### Tasks to perform
#1 In the article on Erin Sullivan's documentary, how long is her video?
#2 From the article on Erin Sullivan's documentary, write out the passage between "Bamberger's first stop" and "meetings and parties.", inclusive.

### Selected extract
Start
FYI Research:
Student parlays course into documentary

Before enrolling in Todd Taylor's Multimedia Composition class, Erin Sullivan had never worked with video. Sullivan, an English major, was more comfortable with dependent clauses and direct objects than audio synch and MPEG formats. But she enjoyed the class, and the next semester, in Taylor's Advanced Multimedia Composition course, Sullivan turned what she'd learned into her own documentary.

Sullivan interviewed North Carolina artist Bill Bamberger and others involved in Bamberger's project "This House Is Home" to create a 30-minute video -- also titled "This House Is Home" -- which is, in effect, a documentary of a documentary. Bamberger built a mobile gallery and took it on the road, with a two-fold intent: He wanted to give underprivileged and overlooked communities the experience of seeing an art exhibit in a professional gallery, and he wanted the gallery to be a working studio, a place where the artist was available to the neighborhood.

Bamberger's first stop was Santa Cruz, which is a low-income, predominantly Hispanic community in the West End of San Antonio, Texas. He set up the gallery and began photographing clients of San Antonio Alternative Housing, which helps low-income families buy houses. Bamberger's photos of these residents soon began to line the walls of the gallery, and people in the community gradually became less wary of him and more interested in what Bamberger and the gallery had to offer. They started bringing in their own photos so that Bamberger could help edit and print them. The gallery became a gathering place for community meetings and parties.

"The entire community embraced Bill, his team, and the gallery," Sullivan says. What was supposed to be a short stay extended to six months. The city of San Antonio considered buying the gallery. "It went beyond everyone's expectations, and no one wanted to see it go," Sullivan says.
End
### Information provided
Start
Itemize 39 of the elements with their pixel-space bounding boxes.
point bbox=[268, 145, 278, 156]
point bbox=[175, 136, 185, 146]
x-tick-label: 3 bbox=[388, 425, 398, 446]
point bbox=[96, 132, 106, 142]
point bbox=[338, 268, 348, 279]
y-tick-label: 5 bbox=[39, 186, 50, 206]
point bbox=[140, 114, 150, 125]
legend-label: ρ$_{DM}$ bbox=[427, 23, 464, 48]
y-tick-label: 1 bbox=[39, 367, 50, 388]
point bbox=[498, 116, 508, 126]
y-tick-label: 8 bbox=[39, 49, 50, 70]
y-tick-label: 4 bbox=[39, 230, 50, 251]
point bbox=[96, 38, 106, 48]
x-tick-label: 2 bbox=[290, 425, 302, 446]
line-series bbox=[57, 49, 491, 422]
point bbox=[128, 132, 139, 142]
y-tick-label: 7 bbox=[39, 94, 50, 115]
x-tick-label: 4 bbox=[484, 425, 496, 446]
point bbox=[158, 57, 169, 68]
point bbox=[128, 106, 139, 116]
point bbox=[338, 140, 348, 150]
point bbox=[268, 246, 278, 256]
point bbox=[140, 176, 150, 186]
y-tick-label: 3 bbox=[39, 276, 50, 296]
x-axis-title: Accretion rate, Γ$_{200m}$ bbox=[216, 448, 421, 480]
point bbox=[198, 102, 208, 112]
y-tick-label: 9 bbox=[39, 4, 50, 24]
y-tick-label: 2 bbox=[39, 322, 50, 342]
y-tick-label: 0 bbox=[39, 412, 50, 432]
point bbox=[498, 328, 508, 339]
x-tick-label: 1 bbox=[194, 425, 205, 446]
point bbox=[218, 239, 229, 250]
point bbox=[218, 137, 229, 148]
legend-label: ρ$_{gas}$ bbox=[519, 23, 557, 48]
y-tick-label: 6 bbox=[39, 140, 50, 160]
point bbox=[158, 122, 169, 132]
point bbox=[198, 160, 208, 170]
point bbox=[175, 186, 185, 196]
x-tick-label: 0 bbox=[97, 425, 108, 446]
End
### Expected responses
#1 30 minutes.

#2
Bamberger's first stop was Santa Cruz, which is a low-income, predominantly Hispanic community in the West End of San Antonio, Texas. He set up the gallery and began photographing clients of San Antonio Alternative Housing, which helps low-income families buy houses. Bamberger's photos of these residents soon began to line the walls of the gallery, and people in the community gradually became less wary of him and more interested in what Bamberger and the gallery had to offer. They started bringing in their own photos so that Bamberger could help edit and print them. The gallery became a gathering place for community meetings and parties.